▶ ENTRIES SUPPLIED
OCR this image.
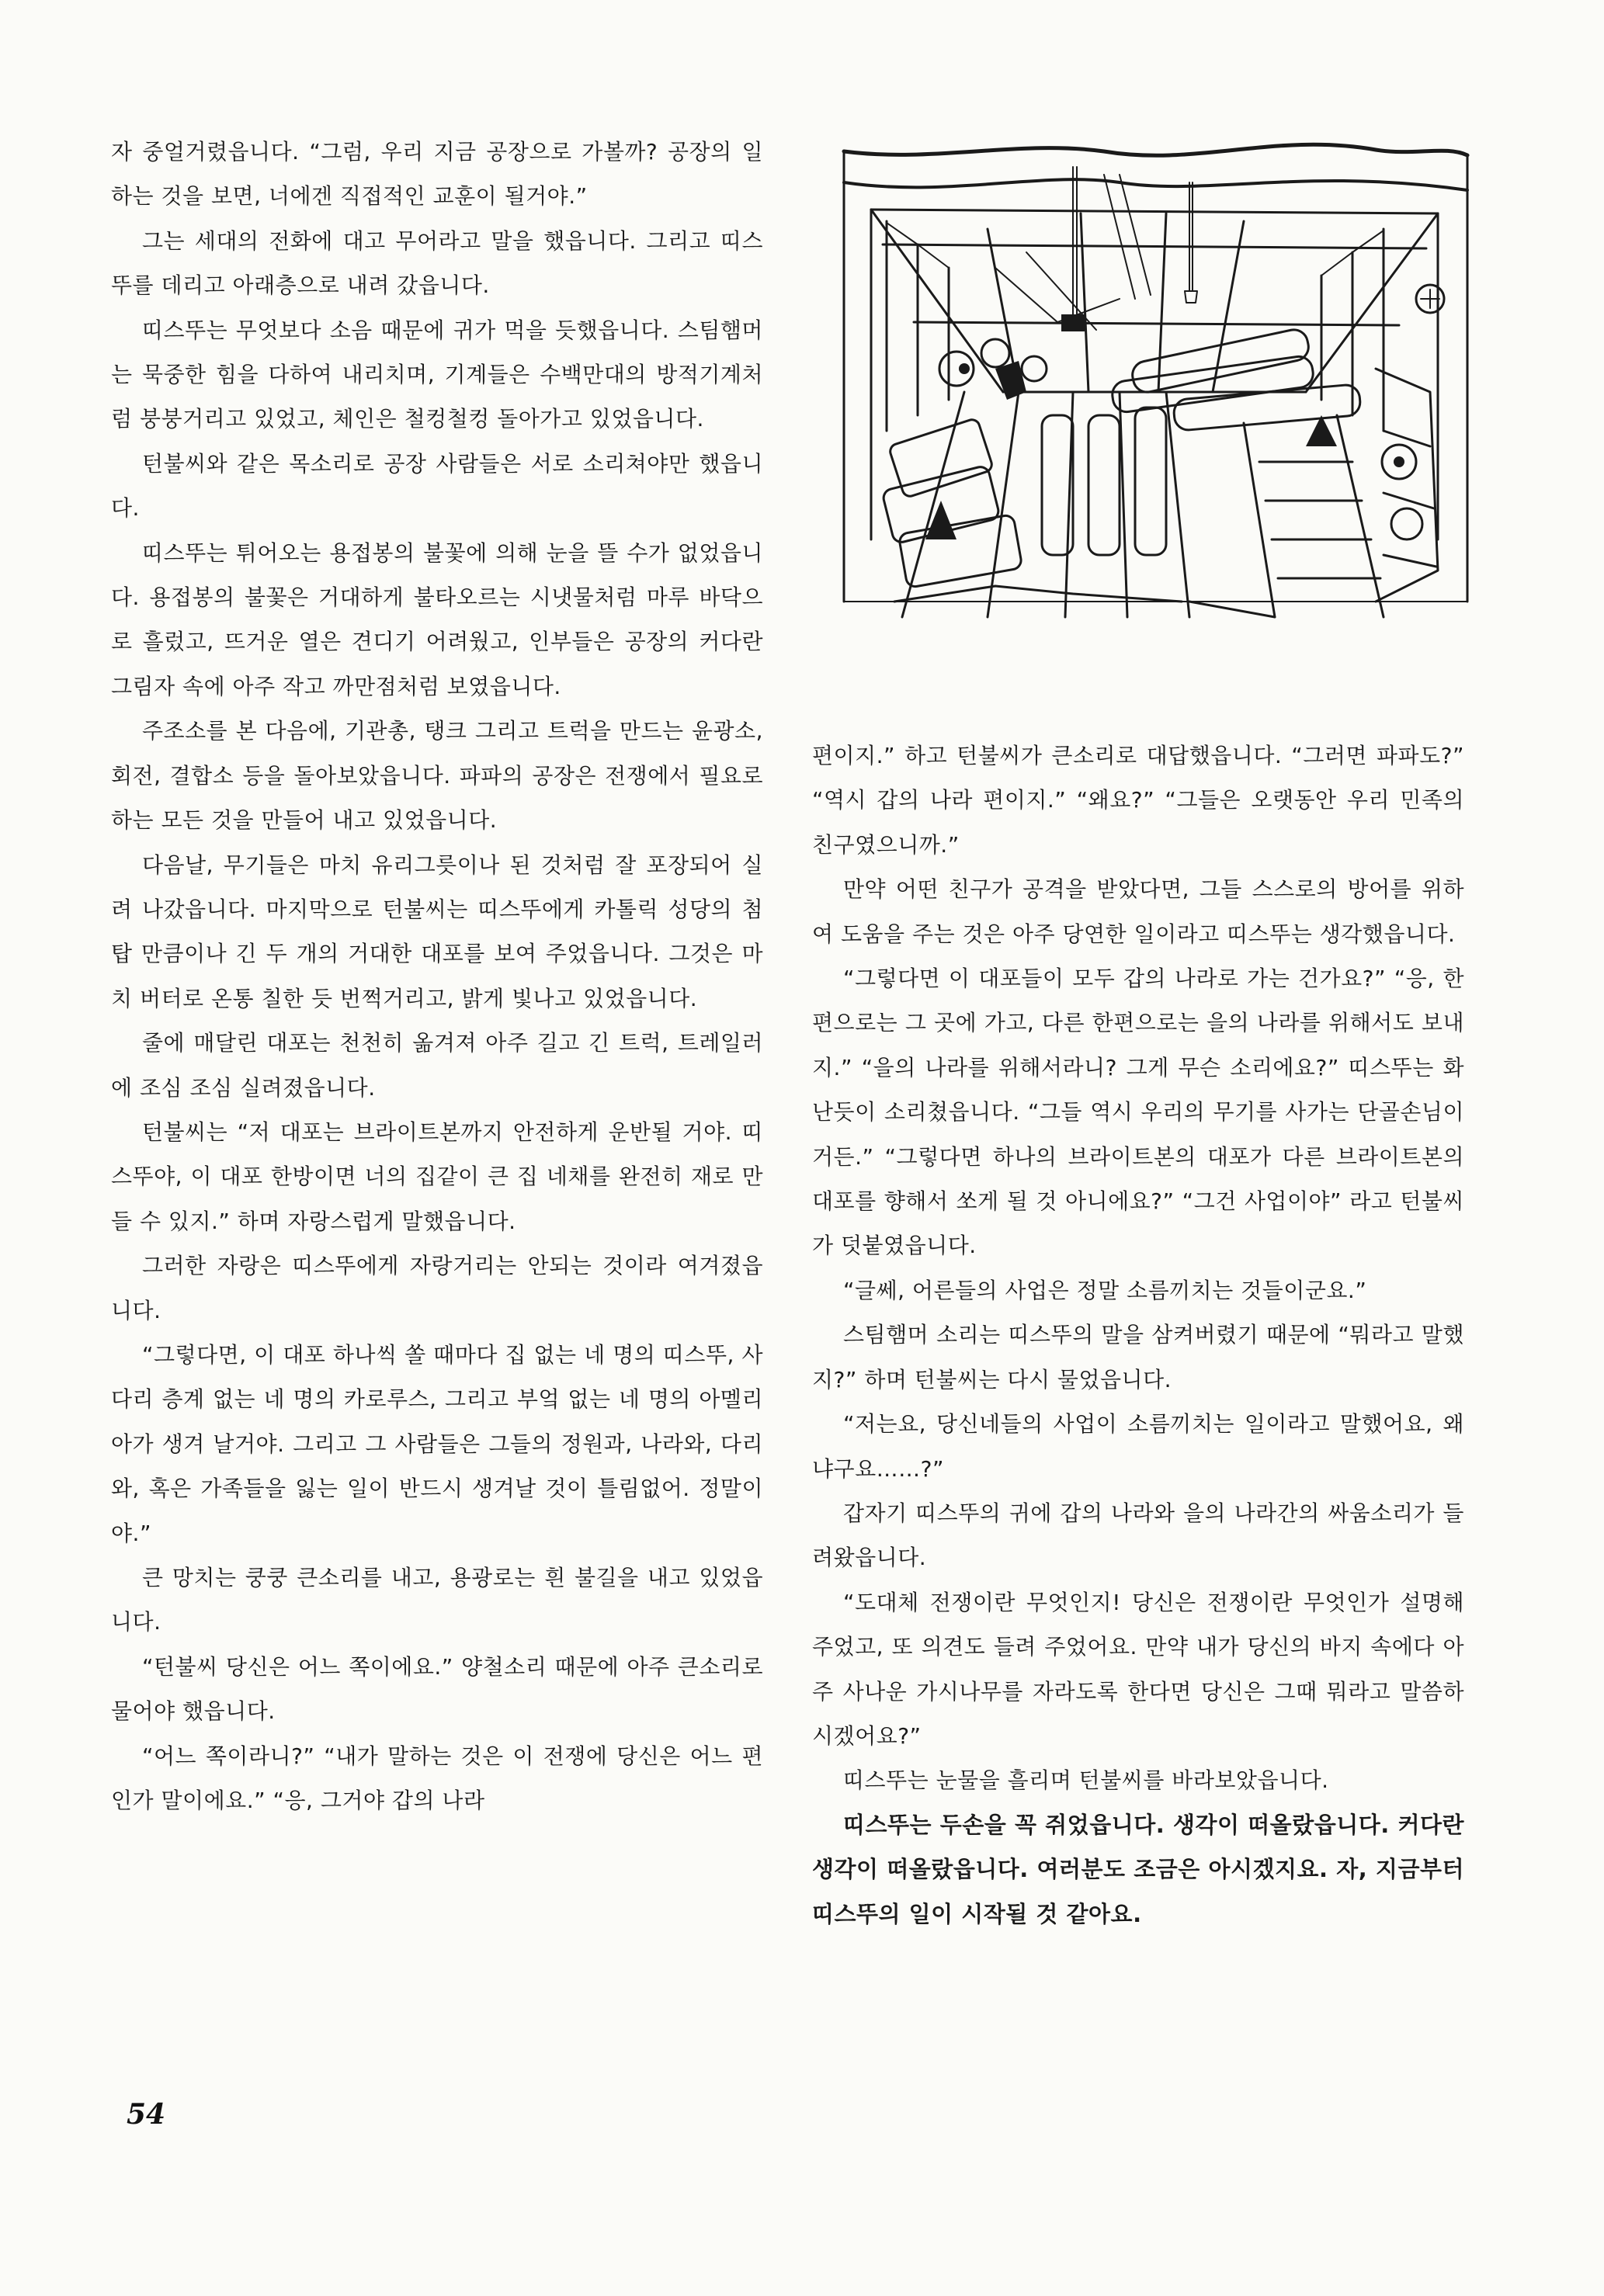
자 중얼거렸읍니다. “그럼, 우리 지금 공장으로 가볼까? 공장의 일하는 것을 보면, 너에겐 직접적인 교훈이 될거야.”

그는 세대의 전화에 대고 무어라고 말을 했읍니다. 그리고 띠스뚜를 데리고 아래층으로 내려 갔읍니다.

띠스뚜는 무엇보다 소음 때문에 귀가 먹을 듯했읍니다. 스팀햄머는 묵중한 힘을 다하여 내리치며, 기계들은 수백만대의 방적기계처럼 붕붕거리고 있었고, 체인은 철컹철컹 돌아가고 있었읍니다.

턴불씨와 같은 목소리로 공장 사람들은 서로 소리쳐야만 했읍니다.

띠스뚜는 튀어오는 용접봉의 불꽃에 의해 눈을 뜰 수가 없었읍니다. 용접봉의 불꽃은 거대하게 불타오르는 시냇물처럼 마루 바닥으로 흘렀고, 뜨거운 열은 견디기 어려웠고, 인부들은 공장의 커다란 그림자 속에 아주 작고 까만점처럼 보였읍니다.

주조소를 본 다음에, 기관총, 탱크 그리고 트럭을 만드는 윤광소, 회전, 결합소 등을 돌아보았읍니다. 파파의 공장은 전쟁에서 필요로 하는 모든 것을 만들어 내고 있었읍니다.

다음날, 무기들은 마치 유리그릇이나 된 것처럼 잘 포장되어 실려 나갔읍니다. 마지막으로 턴불씨는 띠스뚜에게 카톨릭 성당의 첨탑 만큼이나 긴 두 개의 거대한 대포를 보여 주었읍니다. 그것은 마치 버터로 온통 칠한 듯 번쩍거리고, 밝게 빛나고 있었읍니다.

줄에 매달린 대포는 천천히 옮겨져 아주 길고 긴 트럭, 트레일러에 조심 조심 실려졌읍니다.

턴불씨는 “저 대포는 브라이트본까지 안전하게 운반될 거야. 띠스뚜야, 이 대포 한방이면 너의 집같이 큰 집 네채를 완전히 재로 만들 수 있지.” 하며 자랑스럽게 말했읍니다.

그러한 자랑은 띠스뚜에게 자랑거리는 안되는 것이라 여겨졌읍니다.

“그렇다면, 이 대포 하나씩 쏠 때마다 집 없는 네 명의 띠스뚜, 사다리 층계 없는 네 명의 카로루스, 그리고 부엌 없는 네 명의 아멜리아가 생겨 날거야. 그리고 그 사람들은 그들의 정원과, 나라와, 다리와, 혹은 가족들을 잃는 일이 반드시 생겨날 것이 틀림없어. 정말이야.”

큰 망치는 쿵쿵 큰소리를 내고, 용광로는 흰 불길을 내고 있었읍니다.

“턴불씨 당신은 어느 쪽이에요.” 양철소리 때문에 아주 큰소리로 물어야 했읍니다.

“어느 쪽이라니?” “내가 말하는 것은 이 전쟁에 당신은 어느 편인가 말이에요.” “응, 그거야 갑의 나라

편이지.” 하고 턴불씨가 큰소리로 대답했읍니다. “그러면 파파도?” “역시 갑의 나라 편이지.” “왜요?” “그들은 오랫동안 우리 민족의 친구였으니까.”

만약 어떤 친구가 공격을 받았다면, 그들 스스로의 방어를 위하여 도움을 주는 것은 아주 당연한 일이라고 띠스뚜는 생각했읍니다.

“그렇다면 이 대포들이 모두 갑의 나라로 가는 건가요?” “응, 한편으로는 그 곳에 가고, 다른 한편으로는 을의 나라를 위해서도 보내지.” “을의 나라를 위해서라니? 그게 무슨 소리에요?” 띠스뚜는 화난듯이 소리쳤읍니다. “그들 역시 우리의 무기를 사가는 단골손님이거든.” “그렇다면 하나의 브라이트본의 대포가 다른 브라이트본의 대포를 향해서 쏘게 될 것 아니에요?” “그건 사업이야” 라고 턴불씨가 덧붙였읍니다.

“글쎄, 어른들의 사업은 정말 소름끼치는 것들이군요.”

스팀햄머 소리는 띠스뚜의 말을 삼켜버렸기 때문에 “뭐라고 말했지?” 하며 턴불씨는 다시 물었읍니다.

“저는요, 당신네들의 사업이 소름끼치는 일이라고 말했어요, 왜냐구요……?”

갑자기 띠스뚜의 귀에 갑의 나라와 을의 나라간의 싸움소리가 들려왔읍니다.

“도대체 전쟁이란 무엇인지! 당신은 전쟁이란 무엇인가 설명해 주었고, 또 의견도 들려 주었어요. 만약 내가 당신의 바지 속에다 아주 사나운 가시나무를 자라도록 한다면 당신은 그때 뭐라고 말씀하시겠어요?”

띠스뚜는 눈물을 흘리며 턴불씨를 바라보았읍니다.

띠스뚜는 두손을 꼭 쥐었읍니다. 생각이 떠올랐읍니다. 커다란 생각이 떠올랐읍니다. 여러분도 조금은 아시겠지요. 자, 지금부터 띠스뚜의 일이 시작될 것 같아요.

54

▶ DO THIS
Take the records above and transcribe them exactly, dropping every picture.

▶ COMPLETE ANSWER
OCR this image.
자 중얼거렸읍니다. “그럼, 우리 지금 공장으로 가볼까? 공장의 일하는 것을 보면, 너에겐 직접적인 교훈이 될거야.”

그는 세대의 전화에 대고 무어라고 말을 했읍니다. 그리고 띠스뚜를 데리고 아래층으로 내려 갔읍니다.

띠스뚜는 무엇보다 소음 때문에 귀가 먹을 듯했읍니다. 스팀햄머는 묵중한 힘을 다하여 내리치며, 기계들은 수백만대의 방적기계처럼 붕붕거리고 있었고, 체인은 철컹철컹 돌아가고 있었읍니다.

턴불씨와 같은 목소리로 공장 사람들은 서로 소리쳐야만 했읍니다.

띠스뚜는 튀어오는 용접봉의 불꽃에 의해 눈을 뜰 수가 없었읍니다. 용접봉의 불꽃은 거대하게 불타오르는 시냇물처럼 마루 바닥으로 흘렀고, 뜨거운 열은 견디기 어려웠고, 인부들은 공장의 커다란 그림자 속에 아주 작고 까만점처럼 보였읍니다.

주조소를 본 다음에, 기관총, 탱크 그리고 트럭을 만드는 윤광소, 회전, 결합소 등을 돌아보았읍니다. 파파의 공장은 전쟁에서 필요로 하는 모든 것을 만들어 내고 있었읍니다.

다음날, 무기들은 마치 유리그릇이나 된 것처럼 잘 포장되어 실려 나갔읍니다. 마지막으로 턴불씨는 띠스뚜에게 카톨릭 성당의 첨탑 만큼이나 긴 두 개의 거대한 대포를 보여 주었읍니다. 그것은 마치 버터로 온통 칠한 듯 번쩍거리고, 밝게 빛나고 있었읍니다.

줄에 매달린 대포는 천천히 옮겨져 아주 길고 긴 트럭, 트레일러에 조심 조심 실려졌읍니다.

턴불씨는 “저 대포는 브라이트본까지 안전하게 운반될 거야. 띠스뚜야, 이 대포 한방이면 너의 집같이 큰 집 네채를 완전히 재로 만들 수 있지.” 하며 자랑스럽게 말했읍니다.

그러한 자랑은 띠스뚜에게 자랑거리는 안되는 것이라 여겨졌읍니다.

“그렇다면, 이 대포 하나씩 쏠 때마다 집 없는 네 명의 띠스뚜, 사다리 층계 없는 네 명의 카로루스, 그리고 부엌 없는 네 명의 아멜리아가 생겨 날거야. 그리고 그 사람들은 그들의 정원과, 나라와, 다리와, 혹은 가족들을 잃는 일이 반드시 생겨날 것이 틀림없어. 정말이야.”

큰 망치는 쿵쿵 큰소리를 내고, 용광로는 흰 불길을 내고 있었읍니다.

“턴불씨 당신은 어느 쪽이에요.” 양철소리 때문에 아주 큰소리로 물어야 했읍니다.

“어느 쪽이라니?” “내가 말하는 것은 이 전쟁에 당신은 어느 편인가 말이에요.” “응, 그거야 갑의 나라

편이지.” 하고 턴불씨가 큰소리로 대답했읍니다. “그러면 파파도?” “역시 갑의 나라 편이지.” “왜요?” “그들은 오랫동안 우리 민족의 친구였으니까.”

만약 어떤 친구가 공격을 받았다면, 그들 스스로의 방어를 위하여 도움을 주는 것은 아주 당연한 일이라고 띠스뚜는 생각했읍니다.

“그렇다면 이 대포들이 모두 갑의 나라로 가는 건가요?” “응, 한편으로는 그 곳에 가고, 다른 한편으로는 을의 나라를 위해서도 보내지.” “을의 나라를 위해서라니? 그게 무슨 소리에요?” 띠스뚜는 화난듯이 소리쳤읍니다. “그들 역시 우리의 무기를 사가는 단골손님이거든.” “그렇다면 하나의 브라이트본의 대포가 다른 브라이트본의 대포를 향해서 쏘게 될 것 아니에요?” “그건 사업이야” 라고 턴불씨가 덧붙였읍니다.

“글쎄, 어른들의 사업은 정말 소름끼치는 것들이군요.”

스팀햄머 소리는 띠스뚜의 말을 삼켜버렸기 때문에 “뭐라고 말했지?” 하며 턴불씨는 다시 물었읍니다.

“저는요, 당신네들의 사업이 소름끼치는 일이라고 말했어요, 왜냐구요……?”

갑자기 띠스뚜의 귀에 갑의 나라와 을의 나라간의 싸움소리가 들려왔읍니다.

“도대체 전쟁이란 무엇인지! 당신은 전쟁이란 무엇인가 설명해 주었고, 또 의견도 들려 주었어요. 만약 내가 당신의 바지 속에다 아주 사나운 가시나무를 자라도록 한다면 당신은 그때 뭐라고 말씀하시겠어요?”

띠스뚜는 눈물을 흘리며 턴불씨를 바라보았읍니다.

띠스뚜는 두손을 꼭 쥐었읍니다. 생각이 떠올랐읍니다. 커다란 생각이 떠올랐읍니다. 여러분도 조금은 아시겠지요. 자, 지금부터 띠스뚜의 일이 시작될 것 같아요.

54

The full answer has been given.